(Data records)

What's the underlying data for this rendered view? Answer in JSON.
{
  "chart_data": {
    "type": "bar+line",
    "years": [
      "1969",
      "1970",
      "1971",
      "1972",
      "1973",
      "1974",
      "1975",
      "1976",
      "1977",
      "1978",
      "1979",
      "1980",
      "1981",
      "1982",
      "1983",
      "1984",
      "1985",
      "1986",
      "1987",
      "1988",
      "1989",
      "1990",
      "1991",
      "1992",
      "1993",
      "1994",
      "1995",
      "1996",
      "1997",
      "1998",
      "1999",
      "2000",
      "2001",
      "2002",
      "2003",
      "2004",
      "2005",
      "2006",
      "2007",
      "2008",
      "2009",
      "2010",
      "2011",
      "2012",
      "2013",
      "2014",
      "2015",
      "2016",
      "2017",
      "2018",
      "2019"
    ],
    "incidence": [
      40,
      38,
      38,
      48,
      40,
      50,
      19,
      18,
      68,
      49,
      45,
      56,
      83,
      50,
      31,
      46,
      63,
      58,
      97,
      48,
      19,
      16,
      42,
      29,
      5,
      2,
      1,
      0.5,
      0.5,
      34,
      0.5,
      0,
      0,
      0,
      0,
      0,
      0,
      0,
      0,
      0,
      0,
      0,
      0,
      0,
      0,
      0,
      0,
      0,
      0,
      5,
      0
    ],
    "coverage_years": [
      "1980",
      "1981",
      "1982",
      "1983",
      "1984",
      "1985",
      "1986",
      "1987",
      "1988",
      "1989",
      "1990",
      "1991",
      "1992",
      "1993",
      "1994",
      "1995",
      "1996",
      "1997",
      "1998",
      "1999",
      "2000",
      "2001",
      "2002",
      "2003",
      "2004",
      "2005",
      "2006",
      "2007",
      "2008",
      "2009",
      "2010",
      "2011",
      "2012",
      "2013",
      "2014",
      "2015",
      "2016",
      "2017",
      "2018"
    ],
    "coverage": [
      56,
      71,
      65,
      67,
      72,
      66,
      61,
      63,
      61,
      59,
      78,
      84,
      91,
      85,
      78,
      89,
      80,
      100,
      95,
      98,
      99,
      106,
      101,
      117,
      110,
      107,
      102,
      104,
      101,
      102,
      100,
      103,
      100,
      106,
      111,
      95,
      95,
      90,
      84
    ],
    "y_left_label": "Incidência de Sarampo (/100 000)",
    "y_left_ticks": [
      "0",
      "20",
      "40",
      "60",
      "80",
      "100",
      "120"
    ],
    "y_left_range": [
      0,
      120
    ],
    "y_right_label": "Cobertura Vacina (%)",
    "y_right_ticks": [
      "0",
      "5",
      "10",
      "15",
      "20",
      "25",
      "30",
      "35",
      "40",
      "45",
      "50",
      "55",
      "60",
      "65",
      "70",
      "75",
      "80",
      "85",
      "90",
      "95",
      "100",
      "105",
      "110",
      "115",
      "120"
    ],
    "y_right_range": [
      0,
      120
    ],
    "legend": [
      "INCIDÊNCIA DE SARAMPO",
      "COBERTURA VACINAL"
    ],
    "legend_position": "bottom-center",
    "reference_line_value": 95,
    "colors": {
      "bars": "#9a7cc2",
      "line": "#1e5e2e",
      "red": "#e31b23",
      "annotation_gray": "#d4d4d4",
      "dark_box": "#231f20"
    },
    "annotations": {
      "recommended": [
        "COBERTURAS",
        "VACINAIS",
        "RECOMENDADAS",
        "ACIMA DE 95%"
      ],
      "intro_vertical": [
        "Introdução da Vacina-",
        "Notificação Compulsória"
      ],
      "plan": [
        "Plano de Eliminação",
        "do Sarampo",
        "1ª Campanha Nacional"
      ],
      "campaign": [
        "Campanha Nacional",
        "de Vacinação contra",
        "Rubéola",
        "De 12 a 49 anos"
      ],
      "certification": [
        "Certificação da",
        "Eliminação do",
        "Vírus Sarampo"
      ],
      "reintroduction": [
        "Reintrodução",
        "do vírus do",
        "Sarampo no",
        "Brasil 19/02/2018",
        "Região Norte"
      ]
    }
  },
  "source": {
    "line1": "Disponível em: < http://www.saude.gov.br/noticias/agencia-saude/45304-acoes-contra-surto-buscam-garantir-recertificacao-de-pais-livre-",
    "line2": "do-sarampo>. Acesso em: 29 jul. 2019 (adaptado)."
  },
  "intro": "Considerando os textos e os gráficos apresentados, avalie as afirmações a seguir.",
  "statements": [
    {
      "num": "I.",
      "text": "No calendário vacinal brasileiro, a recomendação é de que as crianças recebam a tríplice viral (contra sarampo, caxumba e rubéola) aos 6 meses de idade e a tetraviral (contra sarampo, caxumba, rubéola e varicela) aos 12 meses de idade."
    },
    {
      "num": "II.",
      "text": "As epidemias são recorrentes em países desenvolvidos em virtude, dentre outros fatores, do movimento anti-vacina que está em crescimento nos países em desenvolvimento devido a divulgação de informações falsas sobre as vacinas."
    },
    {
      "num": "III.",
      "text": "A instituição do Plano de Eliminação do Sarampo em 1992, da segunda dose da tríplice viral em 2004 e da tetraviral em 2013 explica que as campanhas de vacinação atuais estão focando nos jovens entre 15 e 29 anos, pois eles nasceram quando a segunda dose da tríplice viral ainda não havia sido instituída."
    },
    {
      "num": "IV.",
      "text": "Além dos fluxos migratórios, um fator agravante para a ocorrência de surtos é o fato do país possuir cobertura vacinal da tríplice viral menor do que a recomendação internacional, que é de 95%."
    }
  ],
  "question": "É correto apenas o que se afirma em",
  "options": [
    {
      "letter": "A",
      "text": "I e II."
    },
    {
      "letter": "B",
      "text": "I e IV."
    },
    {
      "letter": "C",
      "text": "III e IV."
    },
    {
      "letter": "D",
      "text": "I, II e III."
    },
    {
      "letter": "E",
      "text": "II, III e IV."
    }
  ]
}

(End Data records)

### Instructions for the task
Report how many lines of the records hold the word "viral", and supply no other text.

### Completed exercise
3